= Goal =
Collect every line of the records below that contains the word "content".

### Supplied records

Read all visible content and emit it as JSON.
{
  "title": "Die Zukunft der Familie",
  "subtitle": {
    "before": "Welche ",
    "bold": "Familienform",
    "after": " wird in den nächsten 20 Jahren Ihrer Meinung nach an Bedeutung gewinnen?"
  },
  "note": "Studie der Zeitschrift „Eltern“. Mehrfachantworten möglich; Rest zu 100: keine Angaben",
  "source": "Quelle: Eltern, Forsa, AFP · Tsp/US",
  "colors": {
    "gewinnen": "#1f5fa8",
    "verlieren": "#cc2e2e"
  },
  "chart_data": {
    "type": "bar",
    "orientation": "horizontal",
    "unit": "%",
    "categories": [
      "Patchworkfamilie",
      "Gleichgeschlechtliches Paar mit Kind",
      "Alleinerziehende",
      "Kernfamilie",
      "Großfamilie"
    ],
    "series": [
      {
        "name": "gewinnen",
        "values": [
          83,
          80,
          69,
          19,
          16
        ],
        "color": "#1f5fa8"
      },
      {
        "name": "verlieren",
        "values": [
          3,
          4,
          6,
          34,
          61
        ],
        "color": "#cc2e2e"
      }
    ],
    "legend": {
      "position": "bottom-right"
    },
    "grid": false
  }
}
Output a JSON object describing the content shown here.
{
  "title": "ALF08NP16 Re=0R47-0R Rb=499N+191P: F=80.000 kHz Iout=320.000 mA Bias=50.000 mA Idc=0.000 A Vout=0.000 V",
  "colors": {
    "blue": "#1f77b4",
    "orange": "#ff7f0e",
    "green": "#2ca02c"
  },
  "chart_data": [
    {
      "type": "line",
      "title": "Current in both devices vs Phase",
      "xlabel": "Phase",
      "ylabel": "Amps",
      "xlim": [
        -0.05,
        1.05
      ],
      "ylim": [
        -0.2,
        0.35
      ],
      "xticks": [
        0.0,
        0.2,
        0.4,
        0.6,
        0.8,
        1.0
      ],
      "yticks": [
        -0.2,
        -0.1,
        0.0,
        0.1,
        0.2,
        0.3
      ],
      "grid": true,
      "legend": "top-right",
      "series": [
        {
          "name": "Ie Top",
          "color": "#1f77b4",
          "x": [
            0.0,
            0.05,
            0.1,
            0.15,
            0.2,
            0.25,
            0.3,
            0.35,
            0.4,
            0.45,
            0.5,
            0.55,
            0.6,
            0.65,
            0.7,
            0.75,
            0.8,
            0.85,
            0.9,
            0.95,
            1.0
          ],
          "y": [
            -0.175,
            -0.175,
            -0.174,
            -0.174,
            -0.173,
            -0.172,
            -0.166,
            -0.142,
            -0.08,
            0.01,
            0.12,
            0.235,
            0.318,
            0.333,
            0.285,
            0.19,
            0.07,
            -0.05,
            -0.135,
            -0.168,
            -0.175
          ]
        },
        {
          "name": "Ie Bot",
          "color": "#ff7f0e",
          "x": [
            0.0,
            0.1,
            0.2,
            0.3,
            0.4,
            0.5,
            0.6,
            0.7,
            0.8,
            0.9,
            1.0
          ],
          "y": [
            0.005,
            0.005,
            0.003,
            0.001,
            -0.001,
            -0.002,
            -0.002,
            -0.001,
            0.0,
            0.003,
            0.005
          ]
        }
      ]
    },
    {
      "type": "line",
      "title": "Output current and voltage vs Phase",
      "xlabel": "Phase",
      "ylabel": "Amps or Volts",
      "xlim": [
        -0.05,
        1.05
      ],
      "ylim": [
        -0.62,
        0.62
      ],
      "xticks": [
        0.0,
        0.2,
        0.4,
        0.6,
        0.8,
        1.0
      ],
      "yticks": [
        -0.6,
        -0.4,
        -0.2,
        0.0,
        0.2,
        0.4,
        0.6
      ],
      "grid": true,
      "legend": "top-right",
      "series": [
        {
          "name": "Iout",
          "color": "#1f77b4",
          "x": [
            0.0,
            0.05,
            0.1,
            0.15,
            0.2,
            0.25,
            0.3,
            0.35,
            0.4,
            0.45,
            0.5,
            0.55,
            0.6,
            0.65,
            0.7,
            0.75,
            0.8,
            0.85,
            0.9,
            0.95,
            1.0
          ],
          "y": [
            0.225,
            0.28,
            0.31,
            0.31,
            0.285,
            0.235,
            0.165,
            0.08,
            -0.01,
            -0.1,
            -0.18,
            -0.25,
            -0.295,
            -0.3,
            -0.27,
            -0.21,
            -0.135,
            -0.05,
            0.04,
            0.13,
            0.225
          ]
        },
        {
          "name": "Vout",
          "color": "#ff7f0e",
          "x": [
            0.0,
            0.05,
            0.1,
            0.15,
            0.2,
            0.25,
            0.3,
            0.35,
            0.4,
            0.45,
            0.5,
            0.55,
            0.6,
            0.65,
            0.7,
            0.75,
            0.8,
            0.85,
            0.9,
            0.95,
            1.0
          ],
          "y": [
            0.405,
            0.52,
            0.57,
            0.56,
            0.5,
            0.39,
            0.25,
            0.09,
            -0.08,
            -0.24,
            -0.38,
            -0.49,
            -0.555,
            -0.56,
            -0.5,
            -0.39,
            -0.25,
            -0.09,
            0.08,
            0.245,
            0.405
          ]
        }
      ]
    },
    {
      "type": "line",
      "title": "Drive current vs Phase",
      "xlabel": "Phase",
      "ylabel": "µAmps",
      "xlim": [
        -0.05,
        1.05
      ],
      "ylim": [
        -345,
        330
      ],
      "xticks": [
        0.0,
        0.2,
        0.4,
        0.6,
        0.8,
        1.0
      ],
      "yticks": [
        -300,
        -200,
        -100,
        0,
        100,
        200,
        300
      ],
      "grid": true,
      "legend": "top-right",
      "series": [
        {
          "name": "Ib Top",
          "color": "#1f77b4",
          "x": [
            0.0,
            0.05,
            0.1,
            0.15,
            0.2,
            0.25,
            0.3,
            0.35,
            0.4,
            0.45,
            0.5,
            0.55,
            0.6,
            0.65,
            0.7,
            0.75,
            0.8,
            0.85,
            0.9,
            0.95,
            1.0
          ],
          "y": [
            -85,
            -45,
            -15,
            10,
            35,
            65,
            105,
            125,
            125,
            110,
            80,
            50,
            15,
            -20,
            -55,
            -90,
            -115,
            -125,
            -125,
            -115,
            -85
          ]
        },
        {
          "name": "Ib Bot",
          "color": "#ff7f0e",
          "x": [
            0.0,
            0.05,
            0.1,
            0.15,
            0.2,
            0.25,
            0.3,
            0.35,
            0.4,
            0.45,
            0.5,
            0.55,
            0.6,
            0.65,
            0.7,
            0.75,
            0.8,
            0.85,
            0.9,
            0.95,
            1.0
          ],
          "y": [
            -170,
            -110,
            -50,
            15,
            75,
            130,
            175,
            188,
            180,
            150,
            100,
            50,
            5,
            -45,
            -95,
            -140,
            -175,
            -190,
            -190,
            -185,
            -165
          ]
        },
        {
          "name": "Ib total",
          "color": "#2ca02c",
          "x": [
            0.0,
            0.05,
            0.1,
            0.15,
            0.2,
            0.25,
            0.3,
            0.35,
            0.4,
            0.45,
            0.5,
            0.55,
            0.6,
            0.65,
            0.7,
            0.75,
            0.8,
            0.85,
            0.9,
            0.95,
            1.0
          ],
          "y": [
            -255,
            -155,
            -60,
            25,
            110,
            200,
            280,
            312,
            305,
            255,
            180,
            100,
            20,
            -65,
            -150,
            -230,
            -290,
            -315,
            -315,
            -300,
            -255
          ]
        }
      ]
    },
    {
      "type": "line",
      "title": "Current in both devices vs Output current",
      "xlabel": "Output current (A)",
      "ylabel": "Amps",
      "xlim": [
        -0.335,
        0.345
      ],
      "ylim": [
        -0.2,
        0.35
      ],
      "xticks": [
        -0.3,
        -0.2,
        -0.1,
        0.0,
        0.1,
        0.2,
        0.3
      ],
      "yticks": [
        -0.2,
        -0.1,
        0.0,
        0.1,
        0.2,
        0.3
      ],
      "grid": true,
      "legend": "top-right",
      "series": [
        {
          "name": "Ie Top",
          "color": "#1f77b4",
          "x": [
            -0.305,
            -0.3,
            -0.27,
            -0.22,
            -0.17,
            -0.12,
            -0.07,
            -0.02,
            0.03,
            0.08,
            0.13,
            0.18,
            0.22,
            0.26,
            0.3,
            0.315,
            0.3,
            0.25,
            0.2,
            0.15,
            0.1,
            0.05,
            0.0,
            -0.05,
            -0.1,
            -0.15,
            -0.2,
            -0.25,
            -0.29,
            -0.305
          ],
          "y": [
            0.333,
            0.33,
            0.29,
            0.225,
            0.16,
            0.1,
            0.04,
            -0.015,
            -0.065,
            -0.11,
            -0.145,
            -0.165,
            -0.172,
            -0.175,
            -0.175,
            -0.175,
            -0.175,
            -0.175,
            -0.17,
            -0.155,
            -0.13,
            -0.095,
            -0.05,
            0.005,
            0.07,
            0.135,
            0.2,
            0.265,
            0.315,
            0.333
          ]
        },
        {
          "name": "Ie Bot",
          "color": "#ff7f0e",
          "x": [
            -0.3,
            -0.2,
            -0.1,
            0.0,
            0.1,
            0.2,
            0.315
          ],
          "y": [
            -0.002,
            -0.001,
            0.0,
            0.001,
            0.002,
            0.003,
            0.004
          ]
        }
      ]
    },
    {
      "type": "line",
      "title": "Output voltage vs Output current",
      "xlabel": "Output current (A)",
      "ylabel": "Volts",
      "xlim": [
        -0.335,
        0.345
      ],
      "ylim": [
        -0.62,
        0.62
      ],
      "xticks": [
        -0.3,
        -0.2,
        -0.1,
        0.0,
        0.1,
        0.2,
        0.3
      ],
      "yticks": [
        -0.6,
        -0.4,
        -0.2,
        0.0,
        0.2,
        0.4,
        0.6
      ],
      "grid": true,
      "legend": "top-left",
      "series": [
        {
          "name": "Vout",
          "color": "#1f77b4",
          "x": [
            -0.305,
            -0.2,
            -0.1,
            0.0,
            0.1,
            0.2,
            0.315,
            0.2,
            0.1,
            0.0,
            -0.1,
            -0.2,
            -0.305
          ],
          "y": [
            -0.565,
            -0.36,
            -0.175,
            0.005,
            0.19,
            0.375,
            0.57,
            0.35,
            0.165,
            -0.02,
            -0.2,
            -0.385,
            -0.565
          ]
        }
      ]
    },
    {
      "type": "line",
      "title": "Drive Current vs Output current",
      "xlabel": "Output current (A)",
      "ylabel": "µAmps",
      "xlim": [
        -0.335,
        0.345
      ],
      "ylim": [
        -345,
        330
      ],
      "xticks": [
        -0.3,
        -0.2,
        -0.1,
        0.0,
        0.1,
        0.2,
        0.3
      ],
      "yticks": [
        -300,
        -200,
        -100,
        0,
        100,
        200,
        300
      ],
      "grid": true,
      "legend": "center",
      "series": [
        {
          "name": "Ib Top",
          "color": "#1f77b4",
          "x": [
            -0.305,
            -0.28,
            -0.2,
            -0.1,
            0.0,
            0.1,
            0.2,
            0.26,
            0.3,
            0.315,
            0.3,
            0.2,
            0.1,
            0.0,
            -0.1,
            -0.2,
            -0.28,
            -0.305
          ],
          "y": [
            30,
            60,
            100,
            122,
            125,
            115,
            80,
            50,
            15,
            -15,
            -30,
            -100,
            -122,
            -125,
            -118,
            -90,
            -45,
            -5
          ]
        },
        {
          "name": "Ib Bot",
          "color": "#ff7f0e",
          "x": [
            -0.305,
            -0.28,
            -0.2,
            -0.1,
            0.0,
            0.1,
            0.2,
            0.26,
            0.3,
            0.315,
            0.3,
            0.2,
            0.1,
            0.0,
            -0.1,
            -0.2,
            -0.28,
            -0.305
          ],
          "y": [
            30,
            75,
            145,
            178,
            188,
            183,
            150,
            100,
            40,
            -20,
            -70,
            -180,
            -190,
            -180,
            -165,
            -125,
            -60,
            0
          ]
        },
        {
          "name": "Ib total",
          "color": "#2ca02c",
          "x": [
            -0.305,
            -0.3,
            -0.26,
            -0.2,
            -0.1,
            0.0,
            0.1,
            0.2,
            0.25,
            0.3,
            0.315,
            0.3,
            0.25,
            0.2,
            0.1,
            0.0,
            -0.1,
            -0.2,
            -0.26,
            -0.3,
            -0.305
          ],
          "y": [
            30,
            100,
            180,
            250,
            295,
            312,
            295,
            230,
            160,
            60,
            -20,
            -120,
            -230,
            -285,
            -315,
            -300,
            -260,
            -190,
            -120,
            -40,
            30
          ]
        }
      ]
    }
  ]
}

######

= Finished task =
Read all visible content and emit it as JSON.
Output a JSON object describing the content shown here.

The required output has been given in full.